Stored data
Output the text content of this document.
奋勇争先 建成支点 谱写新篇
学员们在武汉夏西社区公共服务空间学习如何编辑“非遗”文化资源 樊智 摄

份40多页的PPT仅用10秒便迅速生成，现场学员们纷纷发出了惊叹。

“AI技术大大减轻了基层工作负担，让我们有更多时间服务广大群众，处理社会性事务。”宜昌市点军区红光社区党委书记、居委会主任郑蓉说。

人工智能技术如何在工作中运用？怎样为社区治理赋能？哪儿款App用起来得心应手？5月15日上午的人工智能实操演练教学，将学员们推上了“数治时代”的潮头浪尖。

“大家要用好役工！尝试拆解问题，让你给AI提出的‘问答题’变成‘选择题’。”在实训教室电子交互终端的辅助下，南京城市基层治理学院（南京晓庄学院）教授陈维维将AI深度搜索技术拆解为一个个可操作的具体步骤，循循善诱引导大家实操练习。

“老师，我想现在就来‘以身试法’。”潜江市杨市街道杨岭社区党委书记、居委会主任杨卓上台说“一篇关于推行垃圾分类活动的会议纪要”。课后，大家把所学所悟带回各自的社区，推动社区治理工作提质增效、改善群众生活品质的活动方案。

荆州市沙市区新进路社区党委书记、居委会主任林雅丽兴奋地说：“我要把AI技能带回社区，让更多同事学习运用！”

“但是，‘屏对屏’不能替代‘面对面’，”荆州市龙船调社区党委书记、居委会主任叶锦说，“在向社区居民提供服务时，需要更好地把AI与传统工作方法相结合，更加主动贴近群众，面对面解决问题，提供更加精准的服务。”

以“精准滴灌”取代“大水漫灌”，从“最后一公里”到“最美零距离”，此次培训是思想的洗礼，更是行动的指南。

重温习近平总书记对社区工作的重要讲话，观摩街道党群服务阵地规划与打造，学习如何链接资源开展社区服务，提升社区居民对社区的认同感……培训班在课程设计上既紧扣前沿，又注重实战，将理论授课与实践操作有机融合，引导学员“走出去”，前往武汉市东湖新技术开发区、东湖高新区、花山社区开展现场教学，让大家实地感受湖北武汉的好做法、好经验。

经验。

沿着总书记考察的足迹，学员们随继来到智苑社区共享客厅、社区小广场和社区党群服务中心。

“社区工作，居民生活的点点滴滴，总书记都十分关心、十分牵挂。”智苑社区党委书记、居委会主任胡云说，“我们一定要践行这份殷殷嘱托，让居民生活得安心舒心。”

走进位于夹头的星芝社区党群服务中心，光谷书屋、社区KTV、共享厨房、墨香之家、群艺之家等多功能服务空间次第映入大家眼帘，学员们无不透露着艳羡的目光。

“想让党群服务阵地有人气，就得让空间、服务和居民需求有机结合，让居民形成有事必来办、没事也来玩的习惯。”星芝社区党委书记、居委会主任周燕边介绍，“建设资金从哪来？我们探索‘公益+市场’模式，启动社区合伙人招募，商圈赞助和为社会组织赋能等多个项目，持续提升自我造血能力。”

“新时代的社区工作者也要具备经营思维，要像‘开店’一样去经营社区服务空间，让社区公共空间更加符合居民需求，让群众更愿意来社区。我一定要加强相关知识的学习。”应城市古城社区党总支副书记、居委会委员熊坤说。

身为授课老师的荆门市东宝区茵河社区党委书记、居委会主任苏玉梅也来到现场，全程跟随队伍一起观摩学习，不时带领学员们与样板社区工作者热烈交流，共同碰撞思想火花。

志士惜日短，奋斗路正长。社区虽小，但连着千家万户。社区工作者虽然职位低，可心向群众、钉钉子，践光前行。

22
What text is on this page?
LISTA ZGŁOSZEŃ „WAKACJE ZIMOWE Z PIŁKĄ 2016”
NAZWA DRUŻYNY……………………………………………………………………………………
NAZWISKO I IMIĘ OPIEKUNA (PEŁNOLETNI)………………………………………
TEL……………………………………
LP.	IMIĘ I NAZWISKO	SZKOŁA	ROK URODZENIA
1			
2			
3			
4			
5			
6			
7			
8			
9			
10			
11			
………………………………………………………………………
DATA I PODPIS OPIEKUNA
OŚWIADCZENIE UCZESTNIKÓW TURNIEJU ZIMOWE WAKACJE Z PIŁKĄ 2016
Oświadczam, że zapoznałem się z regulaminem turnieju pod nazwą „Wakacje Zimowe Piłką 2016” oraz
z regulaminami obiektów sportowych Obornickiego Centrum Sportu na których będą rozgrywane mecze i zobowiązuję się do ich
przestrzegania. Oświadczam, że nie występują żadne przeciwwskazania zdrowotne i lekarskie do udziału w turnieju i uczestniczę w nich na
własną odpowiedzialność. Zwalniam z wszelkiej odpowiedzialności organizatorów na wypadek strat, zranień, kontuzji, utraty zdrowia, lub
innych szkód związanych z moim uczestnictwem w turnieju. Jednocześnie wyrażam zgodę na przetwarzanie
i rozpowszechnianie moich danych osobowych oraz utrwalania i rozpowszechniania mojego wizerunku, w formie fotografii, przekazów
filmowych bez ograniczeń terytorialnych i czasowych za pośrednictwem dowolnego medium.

Written exercise: Each line must be given again exactly as written above.

Problem solution:
Output the text content of this document.
奋勇争先 建成支点 谱写新篇
学员们在武汉夏西社区公共服务空间学习如何编辑“非遗”文化资源 樊智 摄

份40多页的PPT仅用10秒便迅速生成，现场学员们纷纷发出了惊叹。

“AI技术大大减轻了基层工作负担，让我们有更多时间服务广大群众，处理社会性事务。”宜昌市点军区红光社区党委书记、居委会主任郑蓉说。

人工智能技术如何在工作中运用？怎样为社区治理赋能？哪儿款App用起来得心应手？5月15日上午的人工智能实操演练教学，将学员们推上了“数治时代”的潮头浪尖。

“大家要用好役工！尝试拆解问题，让你给AI提出的‘问答题’变成‘选择题’。”在实训教室电子交互终端的辅助下，南京城市基层治理学院（南京晓庄学院）教授陈维维将AI深度搜索技术拆解为一个个可操作的具体步骤，循循善诱引导大家实操练习。

“老师，我想现在就来‘以身试法’。”潜江市杨市街道杨岭社区党委书记、居委会主任杨卓上台说“一篇关于推行垃圾分类活动的会议纪要”。课后，大家把所学所悟带回各自的社区，推动社区治理工作提质增效、改善群众生活品质的活动方案。

荆州市沙市区新进路社区党委书记、居委会主任林雅丽兴奋地说：“我要把AI技能带回社区，让更多同事学习运用！”

“但是，‘屏对屏’不能替代‘面对面’，”荆州市龙船调社区党委书记、居委会主任叶锦说，“在向社区居民提供服务时，需要更好地把AI与传统工作方法相结合，更加主动贴近群众，面对面解决问题，提供更加精准的服务。”

以“精准滴灌”取代“大水漫灌”，从“最后一公里”到“最美零距离”，此次培训是思想的洗礼，更是行动的指南。

重温习近平总书记对社区工作的重要讲话，观摩街道党群服务阵地规划与打造，学习如何链接资源开展社区服务，提升社区居民对社区的认同感……培训班在课程设计上既紧扣前沿，又注重实战，将理论授课与实践操作有机融合，引导学员“走出去”，前往武汉市东湖新技术开发区、东湖高新区、花山社区开展现场教学，让大家实地感受湖北武汉的好做法、好经验。

经验。

沿着总书记考察的足迹，学员们随继来到智苑社区共享客厅、社区小广场和社区党群服务中心。

“社区工作，居民生活的点点滴滴，总书记都十分关心、十分牵挂。”智苑社区党委书记、居委会主任胡云说，“我们一定要践行这份殷殷嘱托，让居民生活得安心舒心。”

走进位于夹头的星芝社区党群服务中心，光谷书屋、社区KTV、共享厨房、墨香之家、群艺之家等多功能服务空间次第映入大家眼帘，学员们无不透露着艳羡的目光。

“想让党群服务阵地有人气，就得让空间、服务和居民需求有机结合，让居民形成有事必来办、没事也来玩的习惯。”星芝社区党委书记、居委会主任周燕边介绍，“建设资金从哪来？我们探索‘公益+市场’模式，启动社区合伙人招募，商圈赞助和为社会组织赋能等多个项目，持续提升自我造血能力。”

“新时代的社区工作者也要具备经营思维，要像‘开店’一样去经营社区服务空间，让社区公共空间更加符合居民需求，让群众更愿意来社区。我一定要加强相关知识的学习。”应城市古城社区党总支副书记、居委会委员熊坤说。

身为授课老师的荆门市东宝区茵河社区党委书记、居委会主任苏玉梅也来到现场，全程跟随队伍一起观摩学习，不时带领学员们与样板社区工作者热烈交流，共同碰撞思想火花。

志士惜日短，奋斗路正长。社区虽小，但连着千家万户。社区工作者虽然职位低，可心向群众、钉钉子，践光前行。

22
What text is on this page?
LISTA ZGŁOSZEŃ „WAKACJE ZIMOWE Z PIŁKĄ 2016”
NAZWA DRUŻYNY……………………………………………………………………………………
NAZWISKO I IMIĘ OPIEKUNA (PEŁNOLETNI)………………………………………
TEL……………………………………
LP.	IMIĘ I NAZWISKO	SZKOŁA	ROK URODZENIA
1			
2			
3			
4			
5			
6			
7			
8			
9			
10			
11			
………………………………………………………………………
DATA I PODPIS OPIEKUNA
OŚWIADCZENIE UCZESTNIKÓW TURNIEJU ZIMOWE WAKACJE Z PIŁKĄ 2016
Oświadczam, że zapoznałem się z regulaminem turnieju pod nazwą „Wakacje Zimowe Piłką 2016” oraz
z regulaminami obiektów sportowych Obornickiego Centrum Sportu na których będą rozgrywane mecze i zobowiązuję się do ich
przestrzegania. Oświadczam, że nie występują żadne przeciwwskazania zdrowotne i lekarskie do udziału w turnieju i uczestniczę w nich na
własną odpowiedzialność. Zwalniam z wszelkiej odpowiedzialności organizatorów na wypadek strat, zranień, kontuzji, utraty zdrowia, lub
innych szkód związanych z moim uczestnictwem w turnieju. Jednocześnie wyrażam zgodę na przetwarzanie
i rozpowszechnianie moich danych osobowych oraz utrwalania i rozpowszechniania mojego wizerunku, w formie fotografii, przekazów
filmowych bez ograniczeń terytorialnych i czasowych za pośrednictwem dowolnego medium.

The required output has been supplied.